=== Data supplied ===

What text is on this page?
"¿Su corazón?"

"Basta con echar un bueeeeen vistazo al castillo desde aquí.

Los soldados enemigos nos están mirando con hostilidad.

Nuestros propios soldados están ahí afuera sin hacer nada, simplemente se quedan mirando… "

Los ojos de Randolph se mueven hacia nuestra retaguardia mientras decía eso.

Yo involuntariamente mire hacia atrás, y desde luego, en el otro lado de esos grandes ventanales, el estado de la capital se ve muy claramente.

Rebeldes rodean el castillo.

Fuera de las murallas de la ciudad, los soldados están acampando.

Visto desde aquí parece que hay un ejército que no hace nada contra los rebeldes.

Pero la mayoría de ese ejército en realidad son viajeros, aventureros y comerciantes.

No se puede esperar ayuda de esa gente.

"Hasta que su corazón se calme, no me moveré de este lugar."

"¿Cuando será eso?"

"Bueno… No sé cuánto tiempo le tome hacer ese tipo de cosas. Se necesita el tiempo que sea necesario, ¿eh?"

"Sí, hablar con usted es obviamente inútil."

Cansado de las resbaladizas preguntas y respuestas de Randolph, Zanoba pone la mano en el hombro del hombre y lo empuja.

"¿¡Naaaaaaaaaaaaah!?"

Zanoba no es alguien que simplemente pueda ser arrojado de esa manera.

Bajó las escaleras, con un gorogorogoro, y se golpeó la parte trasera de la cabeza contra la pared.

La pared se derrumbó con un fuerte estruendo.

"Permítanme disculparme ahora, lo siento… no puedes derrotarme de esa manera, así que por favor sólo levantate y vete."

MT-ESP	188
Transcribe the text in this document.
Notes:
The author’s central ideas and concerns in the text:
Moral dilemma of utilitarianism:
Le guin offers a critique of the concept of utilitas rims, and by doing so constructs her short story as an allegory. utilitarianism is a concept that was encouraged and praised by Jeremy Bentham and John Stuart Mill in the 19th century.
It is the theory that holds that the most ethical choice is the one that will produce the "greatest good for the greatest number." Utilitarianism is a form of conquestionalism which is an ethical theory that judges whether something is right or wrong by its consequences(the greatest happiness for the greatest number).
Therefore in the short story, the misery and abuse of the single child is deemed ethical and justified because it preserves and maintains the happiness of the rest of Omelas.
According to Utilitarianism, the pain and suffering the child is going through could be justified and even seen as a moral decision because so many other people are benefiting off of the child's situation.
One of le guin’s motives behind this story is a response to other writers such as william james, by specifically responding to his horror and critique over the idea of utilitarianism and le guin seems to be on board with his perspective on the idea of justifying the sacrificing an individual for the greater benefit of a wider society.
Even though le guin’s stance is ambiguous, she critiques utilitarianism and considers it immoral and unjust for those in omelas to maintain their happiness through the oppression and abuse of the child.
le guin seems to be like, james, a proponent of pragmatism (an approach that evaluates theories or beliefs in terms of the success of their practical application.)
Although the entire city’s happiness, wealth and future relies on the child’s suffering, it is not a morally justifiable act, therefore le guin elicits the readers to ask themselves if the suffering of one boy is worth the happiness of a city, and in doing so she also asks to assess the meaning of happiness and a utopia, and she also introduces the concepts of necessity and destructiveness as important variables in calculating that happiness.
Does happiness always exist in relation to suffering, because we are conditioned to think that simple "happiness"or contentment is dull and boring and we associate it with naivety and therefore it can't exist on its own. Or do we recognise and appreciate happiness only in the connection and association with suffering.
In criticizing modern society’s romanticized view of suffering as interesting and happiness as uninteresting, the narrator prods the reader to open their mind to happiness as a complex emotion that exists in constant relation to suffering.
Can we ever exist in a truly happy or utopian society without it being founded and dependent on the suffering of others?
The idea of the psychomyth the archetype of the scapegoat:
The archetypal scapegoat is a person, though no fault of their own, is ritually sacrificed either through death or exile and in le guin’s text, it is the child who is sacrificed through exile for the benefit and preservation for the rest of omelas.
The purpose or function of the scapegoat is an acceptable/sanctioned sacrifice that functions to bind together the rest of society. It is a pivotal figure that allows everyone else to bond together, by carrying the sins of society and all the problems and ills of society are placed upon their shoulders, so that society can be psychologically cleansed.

===

Task statement.
Retype all the records, matching them exactly.

Result of the task.
What text is on this page?
"¿Su corazón?"

"Basta con echar un bueeeeen vistazo al castillo desde aquí.

Los soldados enemigos nos están mirando con hostilidad.

Nuestros propios soldados están ahí afuera sin hacer nada, simplemente se quedan mirando… "

Los ojos de Randolph se mueven hacia nuestra retaguardia mientras decía eso.

Yo involuntariamente mire hacia atrás, y desde luego, en el otro lado de esos grandes ventanales, el estado de la capital se ve muy claramente.

Rebeldes rodean el castillo.

Fuera de las murallas de la ciudad, los soldados están acampando.

Visto desde aquí parece que hay un ejército que no hace nada contra los rebeldes.

Pero la mayoría de ese ejército en realidad son viajeros, aventureros y comerciantes.

No se puede esperar ayuda de esa gente.

"Hasta que su corazón se calme, no me moveré de este lugar."

"¿Cuando será eso?"

"Bueno… No sé cuánto tiempo le tome hacer ese tipo de cosas. Se necesita el tiempo que sea necesario, ¿eh?"

"Sí, hablar con usted es obviamente inútil."

Cansado de las resbaladizas preguntas y respuestas de Randolph, Zanoba pone la mano en el hombro del hombre y lo empuja.

"¿¡Naaaaaaaaaaaaah!?"

Zanoba no es alguien que simplemente pueda ser arrojado de esa manera.

Bajó las escaleras, con un gorogorogoro, y se golpeó la parte trasera de la cabeza contra la pared.

La pared se derrumbó con un fuerte estruendo.

"Permítanme disculparme ahora, lo siento… no puedes derrotarme de esa manera, así que por favor sólo levantate y vete."

MT-ESP	188
Transcribe the text in this document.
Notes:
The author’s central ideas and concerns in the text:
Moral dilemma of utilitarianism:
Le guin offers a critique of the concept of utilitas rims, and by doing so constructs her short story as an allegory. utilitarianism is a concept that was encouraged and praised by Jeremy Bentham and John Stuart Mill in the 19th century.
It is the theory that holds that the most ethical choice is the one that will produce the "greatest good for the greatest number." Utilitarianism is a form of conquestionalism which is an ethical theory that judges whether something is right or wrong by its consequences(the greatest happiness for the greatest number).
Therefore in the short story, the misery and abuse of the single child is deemed ethical and justified because it preserves and maintains the happiness of the rest of Omelas.
According to Utilitarianism, the pain and suffering the child is going through could be justified and even seen as a moral decision because so many other people are benefiting off of the child's situation.
One of le guin’s motives behind this story is a response to other writers such as william james, by specifically responding to his horror and critique over the idea of utilitarianism and le guin seems to be on board with his perspective on the idea of justifying the sacrificing an individual for the greater benefit of a wider society.
Even though le guin’s stance is ambiguous, she critiques utilitarianism and considers it immoral and unjust for those in omelas to maintain their happiness through the oppression and abuse of the child.
le guin seems to be like, james, a proponent of pragmatism (an approach that evaluates theories or beliefs in terms of the success of their practical application.)
Although the entire city’s happiness, wealth and future relies on the child’s suffering, it is not a morally justifiable act, therefore le guin elicits the readers to ask themselves if the suffering of one boy is worth the happiness of a city, and in doing so she also asks to assess the meaning of happiness and a utopia, and she also introduces the concepts of necessity and destructiveness as important variables in calculating that happiness.
Does happiness always exist in relation to suffering, because we are conditioned to think that simple "happiness"or contentment is dull and boring and we associate it with naivety and therefore it can't exist on its own. Or do we recognise and appreciate happiness only in the connection and association with suffering.
In criticizing modern society’s romanticized view of suffering as interesting and happiness as uninteresting, the narrator prods the reader to open their mind to happiness as a complex emotion that exists in constant relation to suffering.
Can we ever exist in a truly happy or utopian society without it being founded and dependent on the suffering of others?
The idea of the psychomyth the archetype of the scapegoat:
The archetypal scapegoat is a person, though no fault of their own, is ritually sacrificed either through death or exile and in le guin’s text, it is the child who is sacrificed through exile for the benefit and preservation for the rest of omelas.
The purpose or function of the scapegoat is an acceptable/sanctioned sacrifice that functions to bind together the rest of society. It is a pivotal figure that allows everyone else to bond together, by carrying the sins of society and all the problems and ills of society are placed upon their shoulders, so that society can be psychologically cleansed.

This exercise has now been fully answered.